What the exercise asks:
Return the complete listing that follows, with each line reproduced exactly.

Data rows:

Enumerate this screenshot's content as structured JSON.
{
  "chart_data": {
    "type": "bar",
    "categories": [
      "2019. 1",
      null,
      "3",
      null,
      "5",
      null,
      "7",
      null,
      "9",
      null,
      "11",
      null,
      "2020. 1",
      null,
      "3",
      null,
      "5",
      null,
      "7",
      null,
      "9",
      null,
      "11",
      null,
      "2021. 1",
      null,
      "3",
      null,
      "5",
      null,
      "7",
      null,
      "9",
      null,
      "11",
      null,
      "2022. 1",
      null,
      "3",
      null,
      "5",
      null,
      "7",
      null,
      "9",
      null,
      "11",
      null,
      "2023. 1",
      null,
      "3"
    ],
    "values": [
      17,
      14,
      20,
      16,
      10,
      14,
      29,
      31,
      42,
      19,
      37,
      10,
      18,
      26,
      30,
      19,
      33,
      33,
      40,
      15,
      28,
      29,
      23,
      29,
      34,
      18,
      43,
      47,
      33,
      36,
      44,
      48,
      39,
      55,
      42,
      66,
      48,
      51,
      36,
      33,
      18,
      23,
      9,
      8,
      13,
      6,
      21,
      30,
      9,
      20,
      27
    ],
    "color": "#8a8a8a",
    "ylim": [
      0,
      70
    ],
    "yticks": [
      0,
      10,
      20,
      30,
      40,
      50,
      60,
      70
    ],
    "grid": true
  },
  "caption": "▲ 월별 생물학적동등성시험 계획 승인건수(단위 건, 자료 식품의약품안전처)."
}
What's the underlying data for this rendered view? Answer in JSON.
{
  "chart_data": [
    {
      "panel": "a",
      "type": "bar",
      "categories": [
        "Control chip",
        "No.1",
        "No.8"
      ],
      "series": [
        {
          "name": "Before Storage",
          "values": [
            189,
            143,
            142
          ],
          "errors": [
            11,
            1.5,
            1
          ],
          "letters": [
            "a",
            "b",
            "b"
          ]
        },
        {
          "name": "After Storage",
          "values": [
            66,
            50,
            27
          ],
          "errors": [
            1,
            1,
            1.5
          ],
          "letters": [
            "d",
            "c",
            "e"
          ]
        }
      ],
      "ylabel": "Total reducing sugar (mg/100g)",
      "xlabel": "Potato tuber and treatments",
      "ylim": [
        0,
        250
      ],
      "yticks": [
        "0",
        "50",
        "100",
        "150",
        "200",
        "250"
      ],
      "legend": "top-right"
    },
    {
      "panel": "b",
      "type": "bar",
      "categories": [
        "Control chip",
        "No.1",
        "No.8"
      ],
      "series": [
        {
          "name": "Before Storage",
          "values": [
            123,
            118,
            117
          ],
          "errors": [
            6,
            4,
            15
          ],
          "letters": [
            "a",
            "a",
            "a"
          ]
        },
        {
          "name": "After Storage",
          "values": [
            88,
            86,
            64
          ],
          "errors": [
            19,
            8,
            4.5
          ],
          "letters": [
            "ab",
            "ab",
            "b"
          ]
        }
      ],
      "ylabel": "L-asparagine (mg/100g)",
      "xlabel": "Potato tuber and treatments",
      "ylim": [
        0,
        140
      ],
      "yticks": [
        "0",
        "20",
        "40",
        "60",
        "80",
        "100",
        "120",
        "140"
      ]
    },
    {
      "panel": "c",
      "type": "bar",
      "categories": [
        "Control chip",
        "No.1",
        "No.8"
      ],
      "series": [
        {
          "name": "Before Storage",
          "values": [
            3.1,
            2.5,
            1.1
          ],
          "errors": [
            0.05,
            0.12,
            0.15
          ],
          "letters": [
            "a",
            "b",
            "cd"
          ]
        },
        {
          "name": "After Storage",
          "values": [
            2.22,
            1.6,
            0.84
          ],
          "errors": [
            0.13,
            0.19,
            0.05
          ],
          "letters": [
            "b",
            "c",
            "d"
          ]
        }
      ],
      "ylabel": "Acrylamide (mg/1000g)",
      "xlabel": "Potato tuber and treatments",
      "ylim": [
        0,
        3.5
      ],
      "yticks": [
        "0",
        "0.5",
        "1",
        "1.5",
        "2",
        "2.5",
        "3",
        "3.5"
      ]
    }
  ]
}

Result:
Enumerate this screenshot's content as structured JSON.
{
  "chart_data": {
    "type": "bar",
    "categories": [
      "2019. 1",
      null,
      "3",
      null,
      "5",
      null,
      "7",
      null,
      "9",
      null,
      "11",
      null,
      "2020. 1",
      null,
      "3",
      null,
      "5",
      null,
      "7",
      null,
      "9",
      null,
      "11",
      null,
      "2021. 1",
      null,
      "3",
      null,
      "5",
      null,
      "7",
      null,
      "9",
      null,
      "11",
      null,
      "2022. 1",
      null,
      "3",
      null,
      "5",
      null,
      "7",
      null,
      "9",
      null,
      "11",
      null,
      "2023. 1",
      null,
      "3"
    ],
    "values": [
      17,
      14,
      20,
      16,
      10,
      14,
      29,
      31,
      42,
      19,
      37,
      10,
      18,
      26,
      30,
      19,
      33,
      33,
      40,
      15,
      28,
      29,
      23,
      29,
      34,
      18,
      43,
      47,
      33,
      36,
      44,
      48,
      39,
      55,
      42,
      66,
      48,
      51,
      36,
      33,
      18,
      23,
      9,
      8,
      13,
      6,
      21,
      30,
      9,
      20,
      27
    ],
    "color": "#8a8a8a",
    "ylim": [
      0,
      70
    ],
    "yticks": [
      0,
      10,
      20,
      30,
      40,
      50,
      60,
      70
    ],
    "grid": true
  },
  "caption": "▲ 월별 생물학적동등성시험 계획 승인건수(단위 건, 자료 식품의약품안전처)."
}
What's the underlying data for this rendered view? Answer in JSON.
{
  "chart_data": [
    {
      "panel": "a",
      "type": "bar",
      "categories": [
        "Control chip",
        "No.1",
        "No.8"
      ],
      "series": [
        {
          "name": "Before Storage",
          "values": [
            189,
            143,
            142
          ],
          "errors": [
            11,
            1.5,
            1
          ],
          "letters": [
            "a",
            "b",
            "b"
          ]
        },
        {
          "name": "After Storage",
          "values": [
            66,
            50,
            27
          ],
          "errors": [
            1,
            1,
            1.5
          ],
          "letters": [
            "d",
            "c",
            "e"
          ]
        }
      ],
      "ylabel": "Total reducing sugar (mg/100g)",
      "xlabel": "Potato tuber and treatments",
      "ylim": [
        0,
        250
      ],
      "yticks": [
        "0",
        "50",
        "100",
        "150",
        "200",
        "250"
      ],
      "legend": "top-right"
    },
    {
      "panel": "b",
      "type": "bar",
      "categories": [
        "Control chip",
        "No.1",
        "No.8"
      ],
      "series": [
        {
          "name": "Before Storage",
          "values": [
            123,
            118,
            117
          ],
          "errors": [
            6,
            4,
            15
          ],
          "letters": [
            "a",
            "a",
            "a"
          ]
        },
        {
          "name": "After Storage",
          "values": [
            88,
            86,
            64
          ],
          "errors": [
            19,
            8,
            4.5
          ],
          "letters": [
            "ab",
            "ab",
            "b"
          ]
        }
      ],
      "ylabel": "L-asparagine (mg/100g)",
      "xlabel": "Potato tuber and treatments",
      "ylim": [
        0,
        140
      ],
      "yticks": [
        "0",
        "20",
        "40",
        "60",
        "80",
        "100",
        "120",
        "140"
      ]
    },
    {
      "panel": "c",
      "type": "bar",
      "categories": [
        "Control chip",
        "No.1",
        "No.8"
      ],
      "series": [
        {
          "name": "Before Storage",
          "values": [
            3.1,
            2.5,
            1.1
          ],
          "errors": [
            0.05,
            0.12,
            0.15
          ],
          "letters": [
            "a",
            "b",
            "cd"
          ]
        },
        {
          "name": "After Storage",
          "values": [
            2.22,
            1.6,
            0.84
          ],
          "errors": [
            0.13,
            0.19,
            0.05
          ],
          "letters": [
            "b",
            "c",
            "d"
          ]
        }
      ],
      "ylabel": "Acrylamide (mg/1000g)",
      "xlabel": "Potato tuber and treatments",
      "ylim": [
        0,
        3.5
      ],
      "yticks": [
        "0",
        "0.5",
        "1",
        "1.5",
        "2",
        "2.5",
        "3",
        "3.5"
      ]
    }
  ]
}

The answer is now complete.